### [Text shown]
-*-

Blockchain for Land Registry

Klaspad PLC Futarium 2019 – Whitepaper for Land Registry

by Ambrish Bansal, Irina Ursu, Andrea Mocanu, Anna Stelmaszczyk


In many countries the registration documents don’t have to be with a wet signature, and they can be uploaded on a portal, but the verification process is done by people and this leads to the following problems:

Time delays – The registration gap, which means the time between completion and registration can take several months.

The registration gap can be reduced to a few seconds as the information is changed instantly. Also, blockchain will enable registries to change the property title as soon as the funds are received and all conditions of the registry process are met with.

Fraud – Several cases where the seller was an imposter have been reported where the buyer was only aware of the situation after the money transfer.

All transactions made through blockchain are made utilising a unique digital signature owned by the signatory and the action can only be performed by the owner of the digital signature key. This ensures that the transaction is performed by the right person thus eradicating the chances of fraudulent transaction taking place.

Human error – This is the most common issue the Land Registry can face. The accuracy is dependent on the human touch; therefore the register is vulnerable.

Transactions are a lot less exposed to outside human intervention. The transactions are done between the concerned parties and the information and the transaction must be accepted by all persons involved in the process. This creates various checkpoints and eliminates the chances of human error.

Loss or theft of records – The land registry records on paper or digital can be lost or misplaced. The records can be destroyed by floods, hurricanes, earthquakes or wars. These can be stolen or destroyed or manipulated by humans. The digital records can be hacked and manipulated.

Blockchain is kept on clouds and can be kept at multiple locations with synchronised blocks and that makes the records indestructible and indelible. Blockchain records cannot be hacked due to the nature and functioning of the technology.

In Haiti, for example, the main reason to implement blockchain is the devastating earthquake of 2010 which resulted in major areas of land being unidentified.


Besides being a solution to the above-mentioned problems Blockchain will significantly reduce the cost of the registration process and keeping the records.

Sweden believes that blockchain can save the taxpayers over $100 million by speeding up transactions, reducing paperwork and minimising fraud.  This is a compelling example of blockchain being utilised by an already well-established and competent land registry.

Usage of Blockchain enhances the reputation of the country as foreign investors can see the transparency and robustness of the registry system.

The government of Ukraine has developed a blockchain system in the hope of bringing in foreign investors as the market is in decline due to lack of faith in the existing system. The initiative aims to combat corruption and with its transparency, fraud will be fully eliminated.

The Republic of Georgia is using blockchain from February 2017 and they already have over 100,000 documents uploaded on the system.

Land registry records on blockchain can be linked to other services and the collection of revenue automatically by using smart contracts.

In Dubai, the Land Department has announced that blockchain will be developed to record contracts relationship between the Dubai Electricity, Water Authority, telecommunications systems and other property related bills. Another function they might utilise is the electronic payments through blockchain, as well as the full record of transactions on the blockchain.



Blockchain is a technological solution to register transactions without the services of a Trusted Third Party. It is a type of consensus-based computing system that facilitates Bitcoin and other services. This ‘disruptive technology’ is being closely monitored by interested parties including banks, insurance providers and Land Registry organisations. All are examining and exploring the possible practical use of this technique.

-*-

### [Data provided]
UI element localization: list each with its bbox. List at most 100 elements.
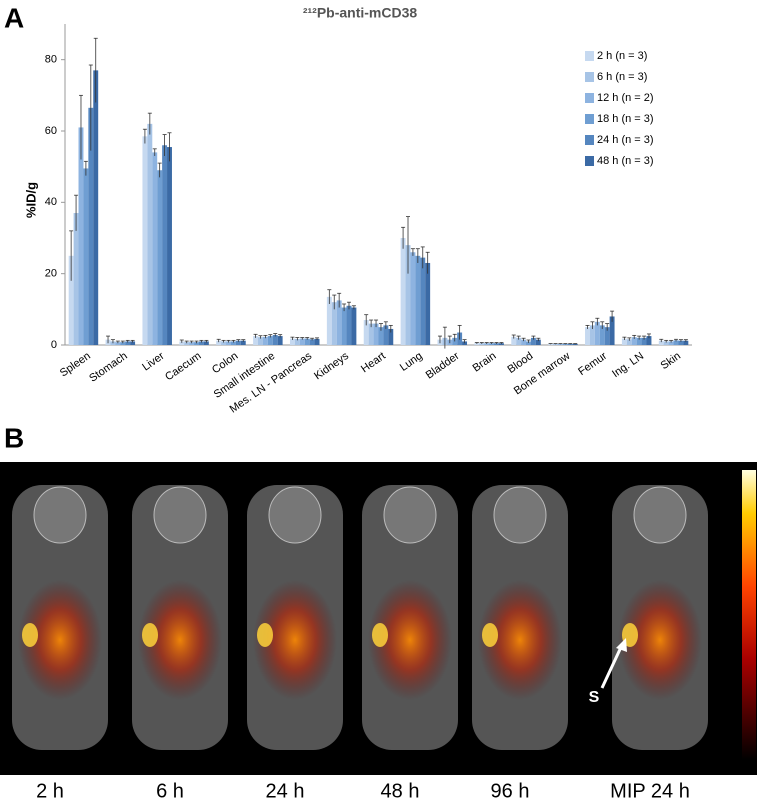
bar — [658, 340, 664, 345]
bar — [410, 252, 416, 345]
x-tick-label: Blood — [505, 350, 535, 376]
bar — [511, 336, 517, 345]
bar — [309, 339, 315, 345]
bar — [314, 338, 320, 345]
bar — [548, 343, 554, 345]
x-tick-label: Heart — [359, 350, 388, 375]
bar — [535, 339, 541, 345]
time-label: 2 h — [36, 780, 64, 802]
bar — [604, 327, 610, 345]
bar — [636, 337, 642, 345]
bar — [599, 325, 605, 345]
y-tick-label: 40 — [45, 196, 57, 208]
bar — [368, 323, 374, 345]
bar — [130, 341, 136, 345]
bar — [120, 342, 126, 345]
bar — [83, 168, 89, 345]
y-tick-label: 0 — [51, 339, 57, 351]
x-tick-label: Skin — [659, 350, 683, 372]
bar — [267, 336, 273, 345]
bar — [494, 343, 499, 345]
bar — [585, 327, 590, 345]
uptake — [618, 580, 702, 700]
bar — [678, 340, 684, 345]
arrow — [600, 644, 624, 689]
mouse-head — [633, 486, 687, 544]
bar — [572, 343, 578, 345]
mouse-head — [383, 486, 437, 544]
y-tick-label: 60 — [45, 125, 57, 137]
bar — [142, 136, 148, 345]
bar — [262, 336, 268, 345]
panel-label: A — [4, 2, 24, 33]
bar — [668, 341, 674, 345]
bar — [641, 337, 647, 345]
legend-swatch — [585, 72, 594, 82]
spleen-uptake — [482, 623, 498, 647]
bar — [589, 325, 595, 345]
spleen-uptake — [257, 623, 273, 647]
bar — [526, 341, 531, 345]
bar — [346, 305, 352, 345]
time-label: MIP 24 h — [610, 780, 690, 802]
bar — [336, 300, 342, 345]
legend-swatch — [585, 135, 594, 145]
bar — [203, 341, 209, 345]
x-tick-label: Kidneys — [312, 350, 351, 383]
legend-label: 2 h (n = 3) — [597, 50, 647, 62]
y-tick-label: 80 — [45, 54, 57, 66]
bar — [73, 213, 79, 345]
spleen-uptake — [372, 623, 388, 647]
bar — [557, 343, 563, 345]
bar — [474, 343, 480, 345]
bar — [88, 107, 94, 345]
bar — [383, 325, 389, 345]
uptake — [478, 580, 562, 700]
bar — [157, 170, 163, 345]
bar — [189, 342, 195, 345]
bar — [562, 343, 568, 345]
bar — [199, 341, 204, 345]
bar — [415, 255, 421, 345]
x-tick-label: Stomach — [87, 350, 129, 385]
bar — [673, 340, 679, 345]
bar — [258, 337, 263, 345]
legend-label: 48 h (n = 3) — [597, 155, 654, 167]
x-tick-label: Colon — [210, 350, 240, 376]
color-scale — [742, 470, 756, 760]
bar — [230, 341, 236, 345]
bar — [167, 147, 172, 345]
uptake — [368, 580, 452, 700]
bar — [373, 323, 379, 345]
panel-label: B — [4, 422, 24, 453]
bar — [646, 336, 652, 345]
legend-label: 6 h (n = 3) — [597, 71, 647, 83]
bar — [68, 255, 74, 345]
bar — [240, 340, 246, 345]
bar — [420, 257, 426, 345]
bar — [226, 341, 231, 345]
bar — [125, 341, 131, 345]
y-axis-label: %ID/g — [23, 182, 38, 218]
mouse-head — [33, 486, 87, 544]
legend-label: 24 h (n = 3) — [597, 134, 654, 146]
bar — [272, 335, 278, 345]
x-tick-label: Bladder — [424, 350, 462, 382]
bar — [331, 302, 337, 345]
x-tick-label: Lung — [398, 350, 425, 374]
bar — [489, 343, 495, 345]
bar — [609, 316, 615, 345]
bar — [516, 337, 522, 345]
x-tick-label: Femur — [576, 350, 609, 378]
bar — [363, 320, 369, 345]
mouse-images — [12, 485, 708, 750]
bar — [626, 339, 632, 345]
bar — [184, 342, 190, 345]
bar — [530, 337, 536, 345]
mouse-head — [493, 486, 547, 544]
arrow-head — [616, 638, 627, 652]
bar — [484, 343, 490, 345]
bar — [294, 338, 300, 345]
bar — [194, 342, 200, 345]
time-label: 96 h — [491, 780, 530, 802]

-*-

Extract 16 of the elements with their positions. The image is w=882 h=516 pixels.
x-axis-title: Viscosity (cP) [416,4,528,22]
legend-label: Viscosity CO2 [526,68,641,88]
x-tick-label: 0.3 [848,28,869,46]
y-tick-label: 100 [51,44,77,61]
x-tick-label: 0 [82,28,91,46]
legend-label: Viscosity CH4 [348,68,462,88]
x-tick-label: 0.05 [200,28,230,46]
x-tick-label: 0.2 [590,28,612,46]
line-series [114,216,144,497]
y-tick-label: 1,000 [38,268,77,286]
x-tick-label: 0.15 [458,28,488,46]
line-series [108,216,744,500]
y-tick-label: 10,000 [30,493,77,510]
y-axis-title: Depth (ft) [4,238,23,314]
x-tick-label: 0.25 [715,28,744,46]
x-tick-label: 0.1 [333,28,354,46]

-*-

### [Work to complete]
1. In the land registry whitepaper, rewrite the paragraph beginning "Loss or theft of records" as a short bulleted list that keeps its main facts.
2. Return the lines of the first block of listing, starting at the line that contains "bar — [658, 340, 664, 345]" and ending at the line that contains "bar — [646, 336, 652, 345]", with both of those lines included and each line copied exactly.

### [Worked solutions]
1.
Loss or theft of records:
- Land registry records, on paper or digital, can be lost or misplaced.
- Floods, hurricanes, earthquakes or wars can destroy them.
- People can steal, destroy or manipulate them.
- Digital records can be hacked and manipulated.

2.
bar — [658, 340, 664, 345]
bar — [410, 252, 416, 345]
x-tick-label: Blood — [505, 350, 535, 376]
bar — [511, 336, 517, 345]
bar — [309, 339, 315, 345]
bar — [314, 338, 320, 345]
bar — [548, 343, 554, 345]
x-tick-label: Heart — [359, 350, 388, 375]
bar — [535, 339, 541, 345]
time-label: 2 h — [36, 780, 64, 802]
bar — [604, 327, 610, 345]
bar — [636, 337, 642, 345]
bar — [599, 325, 605, 345]
y-tick-label: 40 — [45, 196, 57, 208]
bar — [368, 323, 374, 345]
bar — [130, 341, 136, 345]
bar — [120, 342, 126, 345]
bar — [83, 168, 89, 345]
y-tick-label: 0 — [51, 339, 57, 351]
x-tick-label: Skin — [659, 350, 683, 372]
bar — [267, 336, 273, 345]
bar — [494, 343, 499, 345]
bar — [585, 327, 590, 345]
uptake — [618, 580, 702, 700]
bar — [678, 340, 684, 345]
arrow — [600, 644, 624, 689]
mouse-head — [633, 486, 687, 544]
bar — [572, 343, 578, 345]
mouse-head — [383, 486, 437, 544]
y-tick-label: 60 — [45, 125, 57, 137]
bar — [142, 136, 148, 345]
bar — [262, 336, 268, 345]
panel-label: A — [4, 2, 24, 33]
bar — [668, 341, 674, 345]
bar — [641, 337, 647, 345]
legend-swatch — [585, 72, 594, 82]
spleen-uptake — [482, 623, 498, 647]
bar — [589, 325, 595, 345]
spleen-uptake — [257, 623, 273, 647]
bar — [526, 341, 531, 345]
bar — [346, 305, 352, 345]
time-label: MIP 24 h — [610, 780, 690, 802]
bar — [336, 300, 342, 345]
legend-swatch — [585, 135, 594, 145]
bar — [203, 341, 209, 345]
x-tick-label: Kidneys — [312, 350, 351, 383]
legend-label: 2 h (n = 3) — [597, 50, 647, 62]
y-tick-label: 80 — [45, 54, 57, 66]
bar — [73, 213, 79, 345]
spleen-uptake — [372, 623, 388, 647]
bar — [557, 343, 563, 345]
bar — [474, 343, 480, 345]
bar — [88, 107, 94, 345]
bar — [383, 325, 389, 345]
uptake — [478, 580, 562, 700]
bar — [157, 170, 163, 345]
bar — [189, 342, 195, 345]
bar — [562, 343, 568, 345]
bar — [199, 341, 204, 345]
bar — [415, 255, 421, 345]
x-tick-label: Stomach — [87, 350, 129, 385]
bar — [673, 340, 679, 345]
bar — [258, 337, 263, 345]
legend-label: 48 h (n = 3) — [597, 155, 654, 167]
x-tick-label: Colon — [210, 350, 240, 376]
color-scale — [742, 470, 756, 760]
bar — [230, 341, 236, 345]
bar — [167, 147, 172, 345]
uptake — [368, 580, 452, 700]
bar — [373, 323, 379, 345]
panel-label: B — [4, 422, 24, 453]
bar — [646, 336, 652, 345]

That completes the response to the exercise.